**INSTRUCTIONS FOR THE TASK**
Your task is to gather the lines below that hold the string "mismo".
Begin DATA TO USE
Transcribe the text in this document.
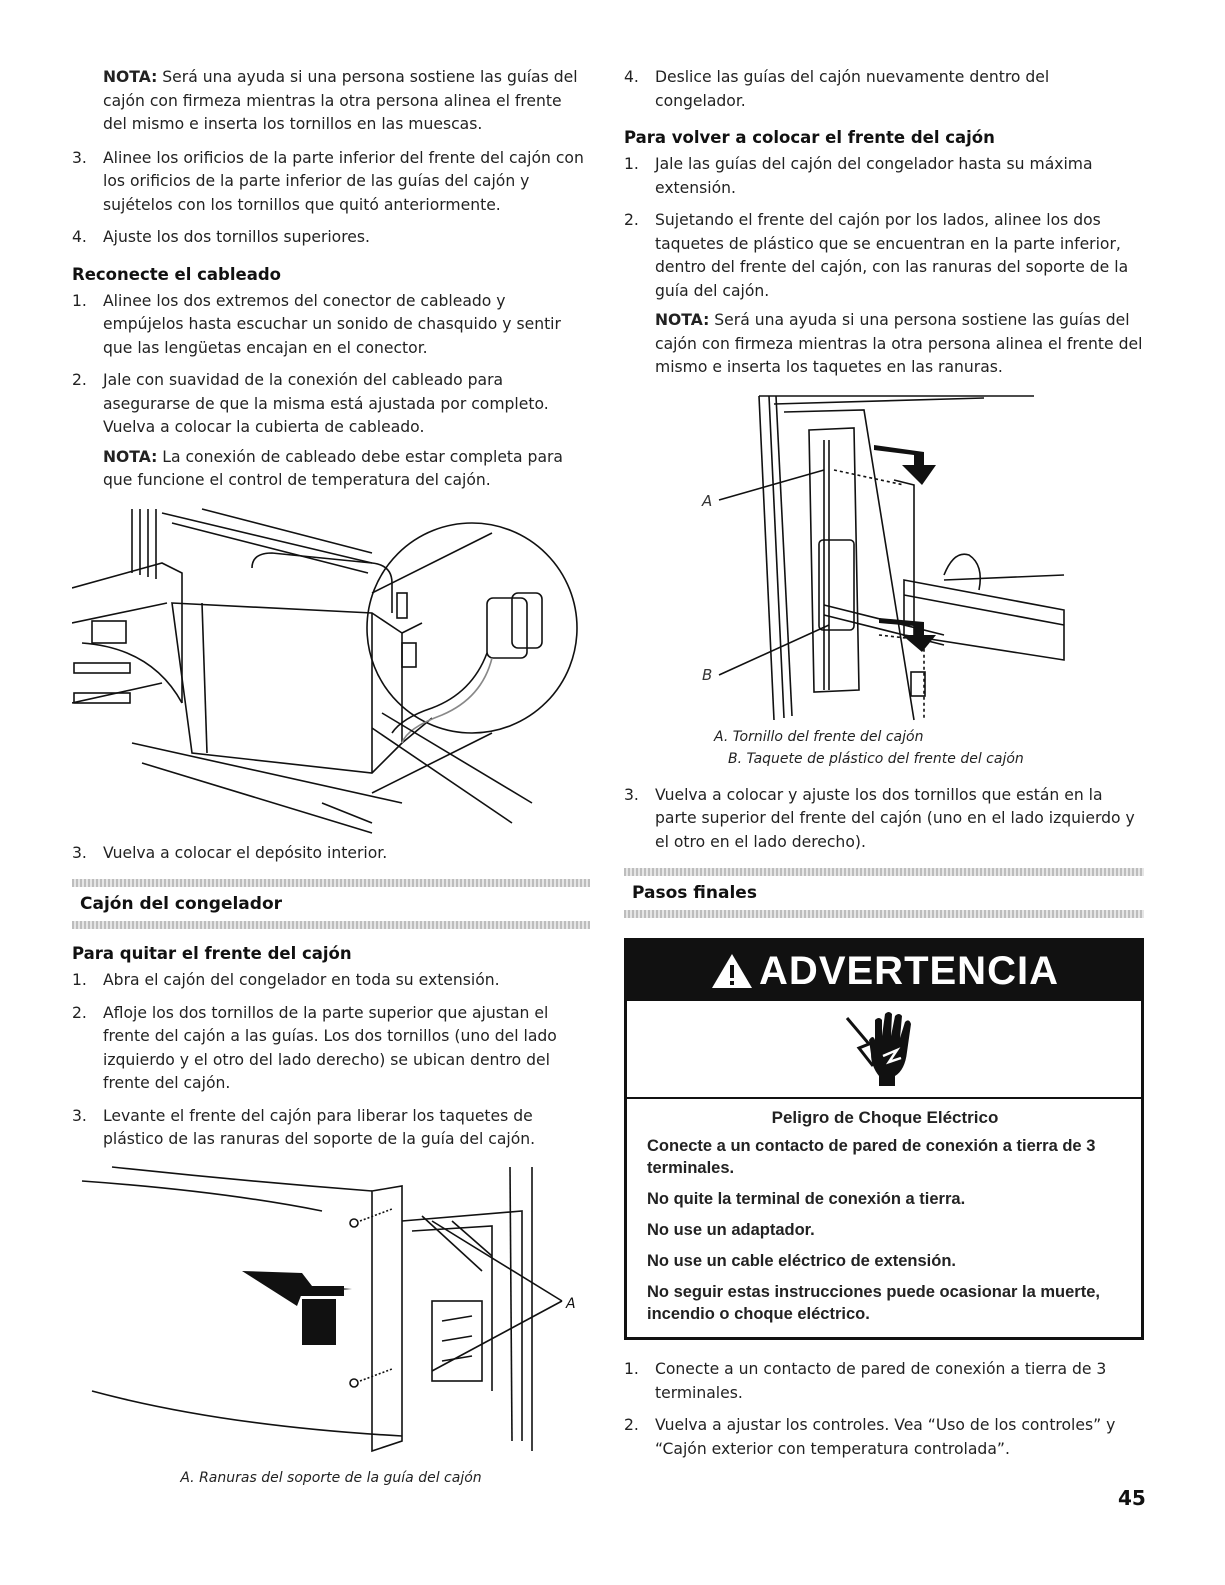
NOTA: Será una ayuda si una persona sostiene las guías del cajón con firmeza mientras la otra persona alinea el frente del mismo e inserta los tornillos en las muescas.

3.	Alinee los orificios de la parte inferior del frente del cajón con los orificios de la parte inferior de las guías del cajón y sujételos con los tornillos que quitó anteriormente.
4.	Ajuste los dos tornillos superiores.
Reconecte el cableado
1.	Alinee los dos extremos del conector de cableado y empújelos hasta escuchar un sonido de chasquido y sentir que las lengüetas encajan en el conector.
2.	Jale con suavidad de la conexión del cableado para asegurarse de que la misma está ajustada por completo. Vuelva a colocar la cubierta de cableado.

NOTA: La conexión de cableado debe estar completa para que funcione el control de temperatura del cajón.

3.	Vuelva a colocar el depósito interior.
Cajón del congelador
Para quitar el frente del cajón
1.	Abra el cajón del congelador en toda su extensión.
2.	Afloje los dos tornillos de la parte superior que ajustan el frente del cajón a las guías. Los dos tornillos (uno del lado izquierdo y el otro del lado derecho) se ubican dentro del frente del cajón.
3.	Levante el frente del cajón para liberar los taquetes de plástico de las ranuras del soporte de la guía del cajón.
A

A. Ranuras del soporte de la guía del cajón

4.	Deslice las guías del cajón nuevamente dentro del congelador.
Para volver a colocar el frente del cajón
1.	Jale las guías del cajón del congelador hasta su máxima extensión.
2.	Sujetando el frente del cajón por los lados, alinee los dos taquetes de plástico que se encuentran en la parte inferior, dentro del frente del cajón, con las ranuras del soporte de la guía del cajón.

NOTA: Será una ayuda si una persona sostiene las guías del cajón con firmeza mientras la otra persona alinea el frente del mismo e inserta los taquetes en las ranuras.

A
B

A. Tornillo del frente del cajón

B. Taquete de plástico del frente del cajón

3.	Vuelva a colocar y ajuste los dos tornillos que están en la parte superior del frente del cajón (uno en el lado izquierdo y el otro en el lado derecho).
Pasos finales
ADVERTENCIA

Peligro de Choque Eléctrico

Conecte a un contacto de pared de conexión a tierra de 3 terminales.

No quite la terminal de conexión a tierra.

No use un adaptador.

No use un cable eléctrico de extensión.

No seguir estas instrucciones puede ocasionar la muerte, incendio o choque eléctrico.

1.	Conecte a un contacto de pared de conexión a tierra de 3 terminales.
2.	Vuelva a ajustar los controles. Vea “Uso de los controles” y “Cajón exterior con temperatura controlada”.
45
End DATA TO USE
**THE RESPONSE**
NOTA: Será una ayuda si una persona sostiene las guías del cajón con firmeza mientras la otra persona alinea el frente del mismo e inserta los tornillos en las muescas.
NOTA: Será una ayuda si una persona sostiene las guías del cajón con firmeza mientras la otra persona alinea el frente del mismo e inserta los taquetes en las ranuras.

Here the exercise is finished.